Task brief:
Copy all lines that contain the word "extreme".

Material provided:
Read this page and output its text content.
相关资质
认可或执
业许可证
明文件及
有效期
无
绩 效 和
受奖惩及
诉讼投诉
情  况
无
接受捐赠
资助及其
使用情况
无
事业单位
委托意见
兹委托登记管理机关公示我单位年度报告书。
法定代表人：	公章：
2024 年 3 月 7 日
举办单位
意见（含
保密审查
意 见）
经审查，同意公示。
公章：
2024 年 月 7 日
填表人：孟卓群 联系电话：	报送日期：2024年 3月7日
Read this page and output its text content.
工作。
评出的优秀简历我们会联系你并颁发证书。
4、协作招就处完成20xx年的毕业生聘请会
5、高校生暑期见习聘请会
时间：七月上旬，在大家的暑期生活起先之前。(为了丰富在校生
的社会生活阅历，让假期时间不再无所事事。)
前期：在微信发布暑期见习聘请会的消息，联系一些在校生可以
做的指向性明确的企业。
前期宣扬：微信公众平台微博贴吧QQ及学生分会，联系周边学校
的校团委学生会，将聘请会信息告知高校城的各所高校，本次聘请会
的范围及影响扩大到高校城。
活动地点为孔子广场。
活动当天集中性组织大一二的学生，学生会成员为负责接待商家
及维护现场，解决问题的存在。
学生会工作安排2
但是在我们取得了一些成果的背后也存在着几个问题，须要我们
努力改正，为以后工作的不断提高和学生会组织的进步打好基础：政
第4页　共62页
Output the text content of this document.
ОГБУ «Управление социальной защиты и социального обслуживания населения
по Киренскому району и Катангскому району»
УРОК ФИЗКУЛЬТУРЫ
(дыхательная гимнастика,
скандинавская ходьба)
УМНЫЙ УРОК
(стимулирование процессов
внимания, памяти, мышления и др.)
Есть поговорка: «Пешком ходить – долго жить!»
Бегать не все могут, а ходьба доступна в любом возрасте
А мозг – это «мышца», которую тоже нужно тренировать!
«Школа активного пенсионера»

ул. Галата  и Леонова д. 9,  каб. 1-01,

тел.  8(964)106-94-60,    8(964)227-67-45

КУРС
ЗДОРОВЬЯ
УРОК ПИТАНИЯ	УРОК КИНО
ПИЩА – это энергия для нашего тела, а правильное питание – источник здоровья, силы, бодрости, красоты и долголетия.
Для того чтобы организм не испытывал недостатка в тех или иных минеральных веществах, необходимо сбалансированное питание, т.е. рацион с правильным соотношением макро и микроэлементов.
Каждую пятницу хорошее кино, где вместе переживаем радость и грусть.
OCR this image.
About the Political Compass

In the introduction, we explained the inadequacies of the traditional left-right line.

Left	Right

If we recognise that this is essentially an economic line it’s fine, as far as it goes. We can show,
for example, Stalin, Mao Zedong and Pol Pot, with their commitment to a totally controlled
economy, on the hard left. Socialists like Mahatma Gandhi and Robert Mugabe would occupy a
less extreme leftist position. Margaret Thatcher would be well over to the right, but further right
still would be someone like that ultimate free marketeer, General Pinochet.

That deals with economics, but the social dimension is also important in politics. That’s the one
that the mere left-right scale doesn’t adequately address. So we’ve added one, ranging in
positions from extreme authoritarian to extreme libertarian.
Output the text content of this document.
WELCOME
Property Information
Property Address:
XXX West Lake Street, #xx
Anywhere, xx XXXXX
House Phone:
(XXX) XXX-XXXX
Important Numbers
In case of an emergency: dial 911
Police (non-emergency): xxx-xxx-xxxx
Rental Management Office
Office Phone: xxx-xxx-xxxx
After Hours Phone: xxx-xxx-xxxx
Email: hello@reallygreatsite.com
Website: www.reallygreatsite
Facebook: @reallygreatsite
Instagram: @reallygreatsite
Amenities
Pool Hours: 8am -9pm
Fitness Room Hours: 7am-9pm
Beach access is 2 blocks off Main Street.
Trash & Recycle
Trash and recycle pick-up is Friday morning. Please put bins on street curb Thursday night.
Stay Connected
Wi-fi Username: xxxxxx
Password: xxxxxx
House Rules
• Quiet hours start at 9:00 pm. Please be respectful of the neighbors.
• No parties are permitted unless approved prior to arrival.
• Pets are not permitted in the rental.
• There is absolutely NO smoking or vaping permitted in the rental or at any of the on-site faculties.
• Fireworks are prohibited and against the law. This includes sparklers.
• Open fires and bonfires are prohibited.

Task response:
less extreme leftist position. Margaret Thatcher would be well over to the right, but further right
positions from extreme authoritarian to extreme libertarian.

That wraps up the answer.